### EXERCISE
Extract all records. Keep each one exact.

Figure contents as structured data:
((

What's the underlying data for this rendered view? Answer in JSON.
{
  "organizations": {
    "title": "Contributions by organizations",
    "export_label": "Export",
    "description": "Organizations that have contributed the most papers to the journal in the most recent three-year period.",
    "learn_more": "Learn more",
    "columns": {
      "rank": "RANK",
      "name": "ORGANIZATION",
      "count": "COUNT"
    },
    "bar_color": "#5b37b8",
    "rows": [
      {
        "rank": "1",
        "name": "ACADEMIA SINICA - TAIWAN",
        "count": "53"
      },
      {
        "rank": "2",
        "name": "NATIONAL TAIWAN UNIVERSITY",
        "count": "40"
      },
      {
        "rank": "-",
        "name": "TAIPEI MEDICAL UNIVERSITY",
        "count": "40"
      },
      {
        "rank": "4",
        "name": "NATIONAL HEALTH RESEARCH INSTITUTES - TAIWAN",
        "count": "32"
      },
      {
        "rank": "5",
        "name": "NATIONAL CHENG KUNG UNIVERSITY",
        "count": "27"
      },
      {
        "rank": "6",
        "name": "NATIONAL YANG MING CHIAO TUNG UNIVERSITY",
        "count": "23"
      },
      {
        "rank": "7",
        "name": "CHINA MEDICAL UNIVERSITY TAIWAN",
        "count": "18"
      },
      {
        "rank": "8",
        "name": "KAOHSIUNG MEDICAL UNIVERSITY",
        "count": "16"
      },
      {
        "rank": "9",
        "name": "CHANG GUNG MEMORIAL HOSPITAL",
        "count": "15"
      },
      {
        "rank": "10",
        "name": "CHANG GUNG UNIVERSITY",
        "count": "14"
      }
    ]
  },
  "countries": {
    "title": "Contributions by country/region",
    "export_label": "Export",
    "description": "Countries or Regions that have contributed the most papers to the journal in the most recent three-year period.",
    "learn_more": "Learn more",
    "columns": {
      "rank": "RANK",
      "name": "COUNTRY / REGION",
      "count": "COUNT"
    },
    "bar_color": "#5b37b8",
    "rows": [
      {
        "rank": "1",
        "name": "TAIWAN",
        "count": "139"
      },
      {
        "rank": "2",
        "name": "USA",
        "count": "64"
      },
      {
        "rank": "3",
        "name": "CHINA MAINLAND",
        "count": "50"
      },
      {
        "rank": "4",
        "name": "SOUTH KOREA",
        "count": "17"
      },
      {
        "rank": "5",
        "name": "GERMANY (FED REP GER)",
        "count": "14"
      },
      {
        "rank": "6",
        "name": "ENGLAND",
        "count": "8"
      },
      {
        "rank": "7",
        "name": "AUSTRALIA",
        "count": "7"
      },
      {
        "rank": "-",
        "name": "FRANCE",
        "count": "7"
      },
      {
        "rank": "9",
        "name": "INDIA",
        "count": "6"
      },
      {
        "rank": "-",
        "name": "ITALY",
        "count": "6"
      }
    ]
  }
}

))

### EXERCISE SOLUTION
What's the underlying data for this rendered view? Answer in JSON.
{
  "organizations": {
    "title": "Contributions by organizations",
    "export_label": "Export",
    "description": "Organizations that have contributed the most papers to the journal in the most recent three-year period.",
    "learn_more": "Learn more",
    "columns": {
      "rank": "RANK",
      "name": "ORGANIZATION",
      "count": "COUNT"
    },
    "bar_color": "#5b37b8",
    "rows": [
      {
        "rank": "1",
        "name": "ACADEMIA SINICA - TAIWAN",
        "count": "53"
      },
      {
        "rank": "2",
        "name": "NATIONAL TAIWAN UNIVERSITY",
        "count": "40"
      },
      {
        "rank": "-",
        "name": "TAIPEI MEDICAL UNIVERSITY",
        "count": "40"
      },
      {
        "rank": "4",
        "name": "NATIONAL HEALTH RESEARCH INSTITUTES - TAIWAN",
        "count": "32"
      },
      {
        "rank": "5",
        "name": "NATIONAL CHENG KUNG UNIVERSITY",
        "count": "27"
      },
      {
        "rank": "6",
        "name": "NATIONAL YANG MING CHIAO TUNG UNIVERSITY",
        "count": "23"
      },
      {
        "rank": "7",
        "name": "CHINA MEDICAL UNIVERSITY TAIWAN",
        "count": "18"
      },
      {
        "rank": "8",
        "name": "KAOHSIUNG MEDICAL UNIVERSITY",
        "count": "16"
      },
      {
        "rank": "9",
        "name": "CHANG GUNG MEMORIAL HOSPITAL",
        "count": "15"
      },
      {
        "rank": "10",
        "name": "CHANG GUNG UNIVERSITY",
        "count": "14"
      }
    ]
  },
  "countries": {
    "title": "Contributions by country/region",
    "export_label": "Export",
    "description": "Countries or Regions that have contributed the most papers to the journal in the most recent three-year period.",
    "learn_more": "Learn more",
    "columns": {
      "rank": "RANK",
      "name": "COUNTRY / REGION",
      "count": "COUNT"
    },
    "bar_color": "#5b37b8",
    "rows": [
      {
        "rank": "1",
        "name": "TAIWAN",
        "count": "139"
      },
      {
        "rank": "2",
        "name": "USA",
        "count": "64"
      },
      {
        "rank": "3",
        "name": "CHINA MAINLAND",
        "count": "50"
      },
      {
        "rank": "4",
        "name": "SOUTH KOREA",
        "count": "17"
      },
      {
        "rank": "5",
        "name": "GERMANY (FED REP GER)",
        "count": "14"
      },
      {
        "rank": "6",
        "name": "ENGLAND",
        "count": "8"
      },
      {
        "rank": "7",
        "name": "AUSTRALIA",
        "count": "7"
      },
      {
        "rank": "-",
        "name": "FRANCE",
        "count": "7"
      },
      {
        "rank": "9",
        "name": "INDIA",
        "count": "6"
      },
      {
        "rank": "-",
        "name": "ITALY",
        "count": "6"
      }
    ]
  }
}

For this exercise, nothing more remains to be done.